| Aim of the exercise |
Please repeat all of the lines that follow, exactly as written.

[start Supplied material]

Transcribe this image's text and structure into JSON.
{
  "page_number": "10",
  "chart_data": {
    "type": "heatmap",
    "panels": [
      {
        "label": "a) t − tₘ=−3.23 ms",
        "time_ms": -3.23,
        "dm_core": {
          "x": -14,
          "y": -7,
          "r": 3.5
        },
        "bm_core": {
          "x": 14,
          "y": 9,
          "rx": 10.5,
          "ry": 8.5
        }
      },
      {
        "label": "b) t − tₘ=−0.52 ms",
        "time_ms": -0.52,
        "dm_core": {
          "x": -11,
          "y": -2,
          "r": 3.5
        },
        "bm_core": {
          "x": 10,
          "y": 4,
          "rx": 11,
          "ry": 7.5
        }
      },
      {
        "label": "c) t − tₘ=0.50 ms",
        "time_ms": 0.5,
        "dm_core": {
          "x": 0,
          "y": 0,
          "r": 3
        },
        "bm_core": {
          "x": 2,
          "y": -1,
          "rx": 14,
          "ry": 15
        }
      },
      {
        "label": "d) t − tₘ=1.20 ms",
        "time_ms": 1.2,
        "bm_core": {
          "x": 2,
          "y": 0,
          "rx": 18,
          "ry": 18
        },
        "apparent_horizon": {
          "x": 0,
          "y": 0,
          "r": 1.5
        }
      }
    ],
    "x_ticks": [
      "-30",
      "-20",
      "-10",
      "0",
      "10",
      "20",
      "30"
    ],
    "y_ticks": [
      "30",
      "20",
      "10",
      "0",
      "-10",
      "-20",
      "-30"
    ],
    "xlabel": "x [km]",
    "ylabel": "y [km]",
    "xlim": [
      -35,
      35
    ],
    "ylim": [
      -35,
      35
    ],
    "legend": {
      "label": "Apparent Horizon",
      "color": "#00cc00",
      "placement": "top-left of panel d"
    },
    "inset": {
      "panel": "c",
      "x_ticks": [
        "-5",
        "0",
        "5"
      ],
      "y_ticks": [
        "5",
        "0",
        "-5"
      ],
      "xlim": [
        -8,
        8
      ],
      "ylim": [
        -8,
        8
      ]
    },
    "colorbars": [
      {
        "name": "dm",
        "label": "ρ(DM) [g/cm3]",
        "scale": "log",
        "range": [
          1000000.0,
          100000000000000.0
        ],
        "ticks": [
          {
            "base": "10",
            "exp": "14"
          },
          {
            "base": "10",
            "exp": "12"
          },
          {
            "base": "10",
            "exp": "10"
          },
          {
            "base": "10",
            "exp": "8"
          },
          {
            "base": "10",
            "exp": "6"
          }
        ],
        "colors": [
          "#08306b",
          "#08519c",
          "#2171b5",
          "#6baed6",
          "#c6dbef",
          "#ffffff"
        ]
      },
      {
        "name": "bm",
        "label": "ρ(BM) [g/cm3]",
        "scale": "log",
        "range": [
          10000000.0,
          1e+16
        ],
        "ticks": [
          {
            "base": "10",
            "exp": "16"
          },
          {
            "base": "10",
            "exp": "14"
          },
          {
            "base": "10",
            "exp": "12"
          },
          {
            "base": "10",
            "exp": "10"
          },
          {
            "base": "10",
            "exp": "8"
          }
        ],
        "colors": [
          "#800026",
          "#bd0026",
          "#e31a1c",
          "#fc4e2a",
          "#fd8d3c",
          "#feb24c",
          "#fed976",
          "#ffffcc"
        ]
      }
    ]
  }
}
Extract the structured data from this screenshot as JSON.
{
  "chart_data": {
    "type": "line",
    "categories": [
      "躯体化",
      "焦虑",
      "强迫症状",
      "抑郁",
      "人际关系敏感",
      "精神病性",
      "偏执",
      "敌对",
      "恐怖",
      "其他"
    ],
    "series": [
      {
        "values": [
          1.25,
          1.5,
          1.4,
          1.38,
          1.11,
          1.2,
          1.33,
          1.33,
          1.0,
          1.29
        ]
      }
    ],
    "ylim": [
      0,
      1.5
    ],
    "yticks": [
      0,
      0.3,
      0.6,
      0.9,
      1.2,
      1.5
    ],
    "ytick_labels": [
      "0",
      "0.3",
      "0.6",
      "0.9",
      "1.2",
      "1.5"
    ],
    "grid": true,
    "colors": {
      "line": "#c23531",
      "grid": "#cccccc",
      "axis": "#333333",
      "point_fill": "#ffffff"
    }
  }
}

[end Supplied material]

| Result for this task |
Transcribe this image's text and structure into JSON.
{
  "page_number": "10",
  "chart_data": {
    "type": "heatmap",
    "panels": [
      {
        "label": "a) t − tₘ=−3.23 ms",
        "time_ms": -3.23,
        "dm_core": {
          "x": -14,
          "y": -7,
          "r": 3.5
        },
        "bm_core": {
          "x": 14,
          "y": 9,
          "rx": 10.5,
          "ry": 8.5
        }
      },
      {
        "label": "b) t − tₘ=−0.52 ms",
        "time_ms": -0.52,
        "dm_core": {
          "x": -11,
          "y": -2,
          "r": 3.5
        },
        "bm_core": {
          "x": 10,
          "y": 4,
          "rx": 11,
          "ry": 7.5
        }
      },
      {
        "label": "c) t − tₘ=0.50 ms",
        "time_ms": 0.5,
        "dm_core": {
          "x": 0,
          "y": 0,
          "r": 3
        },
        "bm_core": {
          "x": 2,
          "y": -1,
          "rx": 14,
          "ry": 15
        }
      },
      {
        "label": "d) t − tₘ=1.20 ms",
        "time_ms": 1.2,
        "bm_core": {
          "x": 2,
          "y": 0,
          "rx": 18,
          "ry": 18
        },
        "apparent_horizon": {
          "x": 0,
          "y": 0,
          "r": 1.5
        }
      }
    ],
    "x_ticks": [
      "-30",
      "-20",
      "-10",
      "0",
      "10",
      "20",
      "30"
    ],
    "y_ticks": [
      "30",
      "20",
      "10",
      "0",
      "-10",
      "-20",
      "-30"
    ],
    "xlabel": "x [km]",
    "ylabel": "y [km]",
    "xlim": [
      -35,
      35
    ],
    "ylim": [
      -35,
      35
    ],
    "legend": {
      "label": "Apparent Horizon",
      "color": "#00cc00",
      "placement": "top-left of panel d"
    },
    "inset": {
      "panel": "c",
      "x_ticks": [
        "-5",
        "0",
        "5"
      ],
      "y_ticks": [
        "5",
        "0",
        "-5"
      ],
      "xlim": [
        -8,
        8
      ],
      "ylim": [
        -8,
        8
      ]
    },
    "colorbars": [
      {
        "name": "dm",
        "label": "ρ(DM) [g/cm3]",
        "scale": "log",
        "range": [
          1000000.0,
          100000000000000.0
        ],
        "ticks": [
          {
            "base": "10",
            "exp": "14"
          },
          {
            "base": "10",
            "exp": "12"
          },
          {
            "base": "10",
            "exp": "10"
          },
          {
            "base": "10",
            "exp": "8"
          },
          {
            "base": "10",
            "exp": "6"
          }
        ],
        "colors": [
          "#08306b",
          "#08519c",
          "#2171b5",
          "#6baed6",
          "#c6dbef",
          "#ffffff"
        ]
      },
      {
        "name": "bm",
        "label": "ρ(BM) [g/cm3]",
        "scale": "log",
        "range": [
          10000000.0,
          1e+16
        ],
        "ticks": [
          {
            "base": "10",
            "exp": "16"
          },
          {
            "base": "10",
            "exp": "14"
          },
          {
            "base": "10",
            "exp": "12"
          },
          {
            "base": "10",
            "exp": "10"
          },
          {
            "base": "10",
            "exp": "8"
          }
        ],
        "colors": [
          "#800026",
          "#bd0026",
          "#e31a1c",
          "#fc4e2a",
          "#fd8d3c",
          "#feb24c",
          "#fed976",
          "#ffffcc"
        ]
      }
    ]
  }
}
Extract the structured data from this screenshot as JSON.
{
  "chart_data": {
    "type": "line",
    "categories": [
      "躯体化",
      "焦虑",
      "强迫症状",
      "抑郁",
      "人际关系敏感",
      "精神病性",
      "偏执",
      "敌对",
      "恐怖",
      "其他"
    ],
    "series": [
      {
        "values": [
          1.25,
          1.5,
          1.4,
          1.38,
          1.11,
          1.2,
          1.33,
          1.33,
          1.0,
          1.29
        ]
      }
    ],
    "ylim": [
      0,
      1.5
    ],
    "yticks": [
      0,
      0.3,
      0.6,
      0.9,
      1.2,
      1.5
    ],
    "ytick_labels": [
      "0",
      "0.3",
      "0.6",
      "0.9",
      "1.2",
      "1.5"
    ],
    "grid": true,
    "colors": {
      "line": "#c23531",
      "grid": "#cccccc",
      "axis": "#333333",
      "point_fill": "#ffffff"
    }
  }
}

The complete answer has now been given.